Return every entry exactly as written.

** Start of Records to process **

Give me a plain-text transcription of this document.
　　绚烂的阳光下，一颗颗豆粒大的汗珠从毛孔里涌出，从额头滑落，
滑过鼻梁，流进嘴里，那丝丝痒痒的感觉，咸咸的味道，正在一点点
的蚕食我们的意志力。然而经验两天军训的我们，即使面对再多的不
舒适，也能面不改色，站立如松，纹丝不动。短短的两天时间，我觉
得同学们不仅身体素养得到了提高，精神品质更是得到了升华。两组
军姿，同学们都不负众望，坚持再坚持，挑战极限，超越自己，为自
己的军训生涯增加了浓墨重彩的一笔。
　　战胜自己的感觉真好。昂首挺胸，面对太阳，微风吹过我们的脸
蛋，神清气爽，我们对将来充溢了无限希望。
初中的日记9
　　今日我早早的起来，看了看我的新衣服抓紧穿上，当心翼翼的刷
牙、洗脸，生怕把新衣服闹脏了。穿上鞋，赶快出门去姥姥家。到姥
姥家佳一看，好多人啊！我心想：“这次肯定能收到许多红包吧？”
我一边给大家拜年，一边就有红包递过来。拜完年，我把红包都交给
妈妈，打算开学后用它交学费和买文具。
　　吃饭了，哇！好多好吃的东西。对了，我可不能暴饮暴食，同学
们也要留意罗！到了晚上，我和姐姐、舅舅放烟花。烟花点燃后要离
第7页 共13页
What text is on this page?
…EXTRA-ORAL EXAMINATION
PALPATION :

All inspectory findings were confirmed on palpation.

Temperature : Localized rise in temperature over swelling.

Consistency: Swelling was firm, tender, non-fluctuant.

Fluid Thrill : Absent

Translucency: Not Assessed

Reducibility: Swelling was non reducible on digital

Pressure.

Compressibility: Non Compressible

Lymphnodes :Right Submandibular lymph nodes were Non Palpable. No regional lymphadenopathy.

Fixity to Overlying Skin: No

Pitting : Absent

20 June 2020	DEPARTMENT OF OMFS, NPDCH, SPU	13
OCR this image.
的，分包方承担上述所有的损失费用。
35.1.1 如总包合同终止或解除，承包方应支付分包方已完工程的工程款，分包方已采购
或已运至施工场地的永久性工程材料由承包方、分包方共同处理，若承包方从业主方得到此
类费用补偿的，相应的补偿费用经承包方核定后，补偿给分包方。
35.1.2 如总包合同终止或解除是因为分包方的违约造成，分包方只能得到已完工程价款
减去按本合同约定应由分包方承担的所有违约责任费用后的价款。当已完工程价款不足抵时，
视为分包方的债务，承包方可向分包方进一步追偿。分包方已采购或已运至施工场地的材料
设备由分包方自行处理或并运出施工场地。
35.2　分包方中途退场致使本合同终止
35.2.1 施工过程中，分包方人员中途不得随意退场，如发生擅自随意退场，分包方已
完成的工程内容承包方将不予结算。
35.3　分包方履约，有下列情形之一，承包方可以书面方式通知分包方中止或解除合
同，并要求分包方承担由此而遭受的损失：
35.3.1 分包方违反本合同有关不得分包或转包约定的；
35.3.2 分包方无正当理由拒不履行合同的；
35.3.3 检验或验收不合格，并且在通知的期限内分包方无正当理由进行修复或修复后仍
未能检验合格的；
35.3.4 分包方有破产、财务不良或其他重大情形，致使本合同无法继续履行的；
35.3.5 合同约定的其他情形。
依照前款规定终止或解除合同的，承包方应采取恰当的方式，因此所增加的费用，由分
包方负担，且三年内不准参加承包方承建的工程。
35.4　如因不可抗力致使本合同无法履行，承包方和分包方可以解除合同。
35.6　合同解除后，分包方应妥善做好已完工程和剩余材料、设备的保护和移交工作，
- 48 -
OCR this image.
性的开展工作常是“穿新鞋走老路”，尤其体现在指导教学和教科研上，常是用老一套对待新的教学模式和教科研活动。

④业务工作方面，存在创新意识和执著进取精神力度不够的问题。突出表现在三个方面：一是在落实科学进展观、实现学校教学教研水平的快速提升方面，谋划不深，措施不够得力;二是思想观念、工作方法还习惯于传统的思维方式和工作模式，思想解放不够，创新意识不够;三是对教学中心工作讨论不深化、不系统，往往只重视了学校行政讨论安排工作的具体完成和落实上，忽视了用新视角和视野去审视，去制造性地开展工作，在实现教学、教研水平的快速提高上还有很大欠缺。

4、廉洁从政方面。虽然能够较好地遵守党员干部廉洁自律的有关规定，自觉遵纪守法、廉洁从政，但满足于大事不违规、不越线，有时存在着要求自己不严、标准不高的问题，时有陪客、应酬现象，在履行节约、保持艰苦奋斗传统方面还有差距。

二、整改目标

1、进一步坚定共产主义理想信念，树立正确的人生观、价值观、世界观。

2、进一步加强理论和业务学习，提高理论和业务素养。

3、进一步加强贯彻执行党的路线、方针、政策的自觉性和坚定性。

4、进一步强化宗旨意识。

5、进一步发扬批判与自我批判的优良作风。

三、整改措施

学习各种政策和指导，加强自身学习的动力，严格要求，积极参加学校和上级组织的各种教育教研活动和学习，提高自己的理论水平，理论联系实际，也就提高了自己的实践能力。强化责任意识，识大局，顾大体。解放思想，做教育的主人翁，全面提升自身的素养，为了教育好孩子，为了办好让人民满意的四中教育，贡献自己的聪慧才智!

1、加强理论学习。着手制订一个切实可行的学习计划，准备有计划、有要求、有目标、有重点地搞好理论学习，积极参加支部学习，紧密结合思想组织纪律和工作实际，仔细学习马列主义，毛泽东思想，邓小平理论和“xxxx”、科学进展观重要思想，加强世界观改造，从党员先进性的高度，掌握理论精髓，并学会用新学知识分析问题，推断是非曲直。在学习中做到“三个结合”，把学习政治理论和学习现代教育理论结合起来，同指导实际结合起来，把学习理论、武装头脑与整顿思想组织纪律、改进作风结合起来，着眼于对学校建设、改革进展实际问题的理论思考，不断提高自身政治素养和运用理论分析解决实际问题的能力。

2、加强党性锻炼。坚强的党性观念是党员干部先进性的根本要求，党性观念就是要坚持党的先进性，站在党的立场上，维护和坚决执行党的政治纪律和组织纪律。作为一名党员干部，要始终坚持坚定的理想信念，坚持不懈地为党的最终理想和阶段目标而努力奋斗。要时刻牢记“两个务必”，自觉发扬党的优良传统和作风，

** End of Records to process **

=== Written reply ===
Give me a plain-text transcription of this document.
　　绚烂的阳光下，一颗颗豆粒大的汗珠从毛孔里涌出，从额头滑落，
滑过鼻梁，流进嘴里，那丝丝痒痒的感觉，咸咸的味道，正在一点点
的蚕食我们的意志力。然而经验两天军训的我们，即使面对再多的不
舒适，也能面不改色，站立如松，纹丝不动。短短的两天时间，我觉
得同学们不仅身体素养得到了提高，精神品质更是得到了升华。两组
军姿，同学们都不负众望，坚持再坚持，挑战极限，超越自己，为自
己的军训生涯增加了浓墨重彩的一笔。
　　战胜自己的感觉真好。昂首挺胸，面对太阳，微风吹过我们的脸
蛋，神清气爽，我们对将来充溢了无限希望。
初中的日记9
　　今日我早早的起来，看了看我的新衣服抓紧穿上，当心翼翼的刷
牙、洗脸，生怕把新衣服闹脏了。穿上鞋，赶快出门去姥姥家。到姥
姥家佳一看，好多人啊！我心想：“这次肯定能收到许多红包吧？”
我一边给大家拜年，一边就有红包递过来。拜完年，我把红包都交给
妈妈，打算开学后用它交学费和买文具。
　　吃饭了，哇！好多好吃的东西。对了，我可不能暴饮暴食，同学
们也要留意罗！到了晚上，我和姐姐、舅舅放烟花。烟花点燃后要离
第7页 共13页
What text is on this page?
…EXTRA-ORAL EXAMINATION
PALPATION :

All inspectory findings were confirmed on palpation.

Temperature : Localized rise in temperature over swelling.

Consistency: Swelling was firm, tender, non-fluctuant.

Fluid Thrill : Absent

Translucency: Not Assessed

Reducibility: Swelling was non reducible on digital

Pressure.

Compressibility: Non Compressible

Lymphnodes :Right Submandibular lymph nodes were Non Palpable. No regional lymphadenopathy.

Fixity to Overlying Skin: No

Pitting : Absent

20 June 2020	DEPARTMENT OF OMFS, NPDCH, SPU	13
OCR this image.
的，分包方承担上述所有的损失费用。
35.1.1 如总包合同终止或解除，承包方应支付分包方已完工程的工程款，分包方已采购
或已运至施工场地的永久性工程材料由承包方、分包方共同处理，若承包方从业主方得到此
类费用补偿的，相应的补偿费用经承包方核定后，补偿给分包方。
35.1.2 如总包合同终止或解除是因为分包方的违约造成，分包方只能得到已完工程价款
减去按本合同约定应由分包方承担的所有违约责任费用后的价款。当已完工程价款不足抵时，
视为分包方的债务，承包方可向分包方进一步追偿。分包方已采购或已运至施工场地的材料
设备由分包方自行处理或并运出施工场地。
35.2　分包方中途退场致使本合同终止
35.2.1 施工过程中，分包方人员中途不得随意退场，如发生擅自随意退场，分包方已
完成的工程内容承包方将不予结算。
35.3　分包方履约，有下列情形之一，承包方可以书面方式通知分包方中止或解除合
同，并要求分包方承担由此而遭受的损失：
35.3.1 分包方违反本合同有关不得分包或转包约定的；
35.3.2 分包方无正当理由拒不履行合同的；
35.3.3 检验或验收不合格，并且在通知的期限内分包方无正当理由进行修复或修复后仍
未能检验合格的；
35.3.4 分包方有破产、财务不良或其他重大情形，致使本合同无法继续履行的；
35.3.5 合同约定的其他情形。
依照前款规定终止或解除合同的，承包方应采取恰当的方式，因此所增加的费用，由分
包方负担，且三年内不准参加承包方承建的工程。
35.4　如因不可抗力致使本合同无法履行，承包方和分包方可以解除合同。
35.6　合同解除后，分包方应妥善做好已完工程和剩余材料、设备的保护和移交工作，
- 48 -
OCR this image.
性的开展工作常是“穿新鞋走老路”，尤其体现在指导教学和教科研上，常是用老一套对待新的教学模式和教科研活动。

④业务工作方面，存在创新意识和执著进取精神力度不够的问题。突出表现在三个方面：一是在落实科学进展观、实现学校教学教研水平的快速提升方面，谋划不深，措施不够得力;二是思想观念、工作方法还习惯于传统的思维方式和工作模式，思想解放不够，创新意识不够;三是对教学中心工作讨论不深化、不系统，往往只重视了学校行政讨论安排工作的具体完成和落实上，忽视了用新视角和视野去审视，去制造性地开展工作，在实现教学、教研水平的快速提高上还有很大欠缺。

4、廉洁从政方面。虽然能够较好地遵守党员干部廉洁自律的有关规定，自觉遵纪守法、廉洁从政，但满足于大事不违规、不越线，有时存在着要求自己不严、标准不高的问题，时有陪客、应酬现象，在履行节约、保持艰苦奋斗传统方面还有差距。

二、整改目标

1、进一步坚定共产主义理想信念，树立正确的人生观、价值观、世界观。

2、进一步加强理论和业务学习，提高理论和业务素养。

3、进一步加强贯彻执行党的路线、方针、政策的自觉性和坚定性。

4、进一步强化宗旨意识。

5、进一步发扬批判与自我批判的优良作风。

三、整改措施

学习各种政策和指导，加强自身学习的动力，严格要求，积极参加学校和上级组织的各种教育教研活动和学习，提高自己的理论水平，理论联系实际，也就提高了自己的实践能力。强化责任意识，识大局，顾大体。解放思想，做教育的主人翁，全面提升自身的素养，为了教育好孩子，为了办好让人民满意的四中教育，贡献自己的聪慧才智!

1、加强理论学习。着手制订一个切实可行的学习计划，准备有计划、有要求、有目标、有重点地搞好理论学习，积极参加支部学习，紧密结合思想组织纪律和工作实际，仔细学习马列主义，毛泽东思想，邓小平理论和“xxxx”、科学进展观重要思想，加强世界观改造，从党员先进性的高度，掌握理论精髓，并学会用新学知识分析问题，推断是非曲直。在学习中做到“三个结合”，把学习政治理论和学习现代教育理论结合起来，同指导实际结合起来，把学习理论、武装头脑与整顿思想组织纪律、改进作风结合起来，着眼于对学校建设、改革进展实际问题的理论思考，不断提高自身政治素养和运用理论分析解决实际问题的能力。

2、加强党性锻炼。坚强的党性观念是党员干部先进性的根本要求，党性观念就是要坚持党的先进性，站在党的立场上，维护和坚决执行党的政治纪律和组织纪律。作为一名党员干部，要始终坚持坚定的理想信念，坚持不懈地为党的最终理想和阶段目标而努力奋斗。要时刻牢记“两个务必”，自觉发扬党的优良传统和作风，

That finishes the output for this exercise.